Wikipedia led me where it would the other night, and I ended up reading, album by album, through the career of Ten Years After.

The inescapable conclusion from this initiative: You could fill an entire box set with Ten Years After songs with boring, banal or otherwise unappealing names.

From start to finish, TYA’s work is shot through with song titles that evince:

  • rockheaded stupidity
  • a total lack of creative inspiration
  • grunting machismo
  • endless hey-play-that-riff-again-Charlie jamming
  • all of the above

So, I decided to compile the Ten Years After Playlist from Hell. I’m not going to go to YouTube to find videos for all these; you can just turn the names over in your head and imagine what they sound like.

(My teenage exposure to TYA suggests that most of these songs probably aren’t any more interesting or better-crafted than their names suggest. Messrs. Lee, Lee, Lyons and Churchill may have had less to say than any successful band of their generation — which is saying quite a bit.)

I’m told the radio on the bus into purgatory leans heavily on this playlist:

From Ten Years After (1967):
“Adventures of a Young Organ”
“Love Until I Die”
“Don’t Want You Woman”

From Stonedhenge (1969):
“Woman Trouble”
“Skoobly-Oobly-Doobob”
“A Sad Song”
“No Title”

From Ssssh (1969):
“Bad Scene”
“Two Time Mama”
“Stoned Woman”
(this, incidentally, comprises the entire first side, minus a seven-minute throttling of “Good Morning Little Schoolgirl”)

Listing:

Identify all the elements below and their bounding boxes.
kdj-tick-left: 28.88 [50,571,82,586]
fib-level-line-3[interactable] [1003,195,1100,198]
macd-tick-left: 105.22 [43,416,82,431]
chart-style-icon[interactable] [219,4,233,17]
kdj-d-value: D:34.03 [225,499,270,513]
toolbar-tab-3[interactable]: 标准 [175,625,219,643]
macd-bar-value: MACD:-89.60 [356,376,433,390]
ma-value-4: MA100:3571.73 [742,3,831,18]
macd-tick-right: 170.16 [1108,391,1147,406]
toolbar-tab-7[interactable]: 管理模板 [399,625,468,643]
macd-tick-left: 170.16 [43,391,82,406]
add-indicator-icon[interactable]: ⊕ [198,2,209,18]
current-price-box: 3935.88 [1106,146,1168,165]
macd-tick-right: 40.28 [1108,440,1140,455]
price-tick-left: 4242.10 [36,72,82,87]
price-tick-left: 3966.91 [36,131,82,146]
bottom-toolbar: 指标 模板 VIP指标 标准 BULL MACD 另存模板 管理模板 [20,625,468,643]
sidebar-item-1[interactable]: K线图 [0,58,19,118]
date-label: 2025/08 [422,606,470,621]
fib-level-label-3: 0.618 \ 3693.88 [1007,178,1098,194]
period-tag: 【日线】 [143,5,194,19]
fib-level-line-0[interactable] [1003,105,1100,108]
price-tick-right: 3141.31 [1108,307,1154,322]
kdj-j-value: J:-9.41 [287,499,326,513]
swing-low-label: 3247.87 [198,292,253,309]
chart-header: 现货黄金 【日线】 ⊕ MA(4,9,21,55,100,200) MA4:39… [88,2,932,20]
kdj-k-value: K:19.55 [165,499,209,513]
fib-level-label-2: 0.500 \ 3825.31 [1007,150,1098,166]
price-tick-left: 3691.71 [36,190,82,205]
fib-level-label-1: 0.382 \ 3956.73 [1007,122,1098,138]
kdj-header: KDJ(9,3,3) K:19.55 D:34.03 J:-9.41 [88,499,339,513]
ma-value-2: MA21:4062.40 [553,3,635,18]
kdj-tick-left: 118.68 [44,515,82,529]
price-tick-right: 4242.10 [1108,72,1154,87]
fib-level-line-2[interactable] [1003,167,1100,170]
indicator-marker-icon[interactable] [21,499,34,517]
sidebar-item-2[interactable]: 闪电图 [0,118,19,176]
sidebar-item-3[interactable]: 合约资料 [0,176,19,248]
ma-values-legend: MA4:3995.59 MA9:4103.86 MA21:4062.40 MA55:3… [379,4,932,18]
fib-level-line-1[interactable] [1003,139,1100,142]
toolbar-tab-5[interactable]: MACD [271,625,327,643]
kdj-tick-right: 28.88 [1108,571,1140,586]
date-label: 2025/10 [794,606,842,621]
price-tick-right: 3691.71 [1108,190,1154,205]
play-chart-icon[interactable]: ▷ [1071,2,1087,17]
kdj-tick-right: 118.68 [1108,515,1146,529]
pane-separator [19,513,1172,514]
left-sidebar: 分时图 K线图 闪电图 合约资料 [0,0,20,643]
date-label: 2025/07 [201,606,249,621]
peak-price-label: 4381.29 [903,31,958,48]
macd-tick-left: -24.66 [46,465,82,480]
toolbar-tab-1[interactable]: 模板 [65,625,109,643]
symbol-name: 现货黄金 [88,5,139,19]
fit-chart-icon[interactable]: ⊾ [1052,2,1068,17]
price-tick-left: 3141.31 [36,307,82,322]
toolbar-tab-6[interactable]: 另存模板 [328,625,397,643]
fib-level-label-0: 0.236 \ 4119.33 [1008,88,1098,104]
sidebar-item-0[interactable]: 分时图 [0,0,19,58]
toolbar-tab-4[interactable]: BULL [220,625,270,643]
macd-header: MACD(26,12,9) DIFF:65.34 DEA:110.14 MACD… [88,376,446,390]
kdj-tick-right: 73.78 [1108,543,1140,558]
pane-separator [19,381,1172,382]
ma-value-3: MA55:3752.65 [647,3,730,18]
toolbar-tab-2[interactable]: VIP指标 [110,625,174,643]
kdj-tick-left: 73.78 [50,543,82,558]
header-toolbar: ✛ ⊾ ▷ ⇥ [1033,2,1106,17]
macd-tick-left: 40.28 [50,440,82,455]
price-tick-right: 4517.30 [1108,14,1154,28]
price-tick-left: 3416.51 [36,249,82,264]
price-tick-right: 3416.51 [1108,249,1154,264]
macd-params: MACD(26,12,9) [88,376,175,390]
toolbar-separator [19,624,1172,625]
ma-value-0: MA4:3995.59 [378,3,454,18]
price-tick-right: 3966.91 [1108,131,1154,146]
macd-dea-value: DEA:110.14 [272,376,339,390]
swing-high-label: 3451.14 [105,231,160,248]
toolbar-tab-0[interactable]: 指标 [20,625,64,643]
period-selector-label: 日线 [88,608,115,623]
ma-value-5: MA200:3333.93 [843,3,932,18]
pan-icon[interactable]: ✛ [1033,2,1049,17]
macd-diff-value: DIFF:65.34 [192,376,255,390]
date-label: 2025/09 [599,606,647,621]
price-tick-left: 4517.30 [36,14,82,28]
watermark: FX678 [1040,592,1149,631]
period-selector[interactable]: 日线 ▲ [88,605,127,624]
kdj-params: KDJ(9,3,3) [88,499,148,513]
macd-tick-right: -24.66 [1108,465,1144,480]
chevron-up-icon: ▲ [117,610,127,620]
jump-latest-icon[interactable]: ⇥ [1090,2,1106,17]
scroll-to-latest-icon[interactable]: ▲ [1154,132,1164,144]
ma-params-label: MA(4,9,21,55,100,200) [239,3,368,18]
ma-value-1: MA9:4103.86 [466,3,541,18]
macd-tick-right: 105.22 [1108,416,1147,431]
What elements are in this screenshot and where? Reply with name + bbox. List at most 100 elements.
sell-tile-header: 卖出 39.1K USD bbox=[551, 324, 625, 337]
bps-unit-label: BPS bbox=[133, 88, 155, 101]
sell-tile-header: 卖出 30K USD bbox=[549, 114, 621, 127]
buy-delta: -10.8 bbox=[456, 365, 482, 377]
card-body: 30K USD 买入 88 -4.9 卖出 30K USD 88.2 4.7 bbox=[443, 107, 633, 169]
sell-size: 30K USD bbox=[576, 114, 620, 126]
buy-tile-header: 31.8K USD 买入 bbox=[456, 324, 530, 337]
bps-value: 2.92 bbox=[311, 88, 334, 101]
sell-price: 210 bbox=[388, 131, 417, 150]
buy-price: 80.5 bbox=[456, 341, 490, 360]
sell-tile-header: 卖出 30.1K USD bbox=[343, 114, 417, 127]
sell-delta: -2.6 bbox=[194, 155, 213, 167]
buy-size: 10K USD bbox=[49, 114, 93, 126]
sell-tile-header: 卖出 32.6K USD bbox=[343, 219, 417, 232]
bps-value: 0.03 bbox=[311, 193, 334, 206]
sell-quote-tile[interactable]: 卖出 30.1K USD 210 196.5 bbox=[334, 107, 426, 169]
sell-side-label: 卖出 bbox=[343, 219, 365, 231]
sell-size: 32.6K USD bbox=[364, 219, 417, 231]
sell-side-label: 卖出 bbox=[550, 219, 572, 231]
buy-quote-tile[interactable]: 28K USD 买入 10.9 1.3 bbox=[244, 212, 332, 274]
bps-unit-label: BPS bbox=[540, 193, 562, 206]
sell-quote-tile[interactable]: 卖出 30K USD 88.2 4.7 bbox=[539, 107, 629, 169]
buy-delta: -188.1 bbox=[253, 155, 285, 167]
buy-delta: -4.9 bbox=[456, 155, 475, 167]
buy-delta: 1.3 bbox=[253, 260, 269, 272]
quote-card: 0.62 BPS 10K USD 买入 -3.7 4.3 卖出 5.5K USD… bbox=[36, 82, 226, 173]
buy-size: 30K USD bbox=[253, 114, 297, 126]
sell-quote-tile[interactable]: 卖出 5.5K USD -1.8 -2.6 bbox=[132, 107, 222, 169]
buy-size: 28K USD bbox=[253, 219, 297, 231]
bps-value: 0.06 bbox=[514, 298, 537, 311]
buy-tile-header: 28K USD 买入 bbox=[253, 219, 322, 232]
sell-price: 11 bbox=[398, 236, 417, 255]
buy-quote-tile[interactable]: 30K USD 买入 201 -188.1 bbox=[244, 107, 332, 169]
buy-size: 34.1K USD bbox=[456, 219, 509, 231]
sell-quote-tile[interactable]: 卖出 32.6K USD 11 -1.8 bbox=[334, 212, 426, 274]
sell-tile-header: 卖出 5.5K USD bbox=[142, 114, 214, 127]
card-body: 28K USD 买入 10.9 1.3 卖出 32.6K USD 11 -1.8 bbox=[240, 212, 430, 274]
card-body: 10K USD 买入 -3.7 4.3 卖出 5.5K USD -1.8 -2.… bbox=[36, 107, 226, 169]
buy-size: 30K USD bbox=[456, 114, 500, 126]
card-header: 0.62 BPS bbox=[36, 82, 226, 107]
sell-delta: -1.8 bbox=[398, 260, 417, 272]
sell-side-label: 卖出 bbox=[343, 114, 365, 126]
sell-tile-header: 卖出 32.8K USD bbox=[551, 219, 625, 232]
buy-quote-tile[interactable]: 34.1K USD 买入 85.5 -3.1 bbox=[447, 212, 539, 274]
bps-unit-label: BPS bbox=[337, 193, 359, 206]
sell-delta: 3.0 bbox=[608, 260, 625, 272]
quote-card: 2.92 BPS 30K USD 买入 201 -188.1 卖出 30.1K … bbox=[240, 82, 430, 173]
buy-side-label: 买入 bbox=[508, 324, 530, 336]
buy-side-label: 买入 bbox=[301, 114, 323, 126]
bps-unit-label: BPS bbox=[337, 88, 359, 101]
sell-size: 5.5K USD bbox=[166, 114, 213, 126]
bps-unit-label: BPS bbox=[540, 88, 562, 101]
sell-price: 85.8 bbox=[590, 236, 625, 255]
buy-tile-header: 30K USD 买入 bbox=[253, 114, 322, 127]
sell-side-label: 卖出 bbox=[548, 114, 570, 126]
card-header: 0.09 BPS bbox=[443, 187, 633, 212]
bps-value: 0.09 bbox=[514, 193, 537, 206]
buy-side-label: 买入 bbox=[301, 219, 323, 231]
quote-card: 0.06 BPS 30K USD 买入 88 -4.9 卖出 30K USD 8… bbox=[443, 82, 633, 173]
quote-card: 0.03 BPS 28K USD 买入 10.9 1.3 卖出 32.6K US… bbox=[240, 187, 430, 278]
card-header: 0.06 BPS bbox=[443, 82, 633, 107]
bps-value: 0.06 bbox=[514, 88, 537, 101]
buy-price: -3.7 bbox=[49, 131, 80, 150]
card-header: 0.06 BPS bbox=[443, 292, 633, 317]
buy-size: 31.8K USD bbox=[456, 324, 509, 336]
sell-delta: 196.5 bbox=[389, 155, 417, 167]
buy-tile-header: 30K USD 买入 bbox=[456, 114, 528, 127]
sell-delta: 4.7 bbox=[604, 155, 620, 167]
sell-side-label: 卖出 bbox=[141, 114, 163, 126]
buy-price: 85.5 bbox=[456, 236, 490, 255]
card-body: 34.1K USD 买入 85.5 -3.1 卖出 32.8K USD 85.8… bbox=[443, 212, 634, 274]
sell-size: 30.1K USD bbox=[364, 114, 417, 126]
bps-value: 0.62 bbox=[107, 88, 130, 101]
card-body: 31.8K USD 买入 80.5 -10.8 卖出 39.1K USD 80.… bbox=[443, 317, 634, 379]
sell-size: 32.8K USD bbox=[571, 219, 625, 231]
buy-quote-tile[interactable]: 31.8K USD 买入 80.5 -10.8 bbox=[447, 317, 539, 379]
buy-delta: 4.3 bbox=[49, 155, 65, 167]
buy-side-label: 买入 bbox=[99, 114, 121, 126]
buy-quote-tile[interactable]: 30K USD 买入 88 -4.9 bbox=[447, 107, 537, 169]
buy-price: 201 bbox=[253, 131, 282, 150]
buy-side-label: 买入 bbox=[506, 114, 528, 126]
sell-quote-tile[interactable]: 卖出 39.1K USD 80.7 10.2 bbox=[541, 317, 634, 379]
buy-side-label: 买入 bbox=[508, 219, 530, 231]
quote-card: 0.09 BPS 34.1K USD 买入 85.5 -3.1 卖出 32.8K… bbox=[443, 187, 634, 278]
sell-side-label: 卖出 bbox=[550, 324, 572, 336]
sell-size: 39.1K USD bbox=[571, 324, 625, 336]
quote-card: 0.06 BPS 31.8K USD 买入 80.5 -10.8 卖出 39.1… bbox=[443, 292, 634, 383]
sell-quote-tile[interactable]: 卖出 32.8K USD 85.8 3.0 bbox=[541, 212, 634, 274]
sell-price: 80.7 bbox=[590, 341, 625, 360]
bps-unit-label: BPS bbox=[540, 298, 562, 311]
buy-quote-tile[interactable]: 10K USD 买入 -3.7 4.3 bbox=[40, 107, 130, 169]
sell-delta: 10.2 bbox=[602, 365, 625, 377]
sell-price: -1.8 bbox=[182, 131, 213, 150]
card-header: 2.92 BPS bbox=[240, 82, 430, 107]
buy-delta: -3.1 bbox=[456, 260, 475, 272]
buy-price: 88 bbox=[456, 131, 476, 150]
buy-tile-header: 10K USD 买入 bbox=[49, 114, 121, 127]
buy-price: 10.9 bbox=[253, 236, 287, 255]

Exercise description: Render this sentence from the piece about Ten Years After in Spanish: "Wikipedia led me where it would the other night, and I ended up reading, album by album, through the career of Ten Years After." The material stands apart from the piece about Ten Years After.

Output of the exercise: La otra noche, Wikipedia me llevó a donde quiso, y terminé leyendo, álbum por álbum, toda la trayectoria de Ten Years After.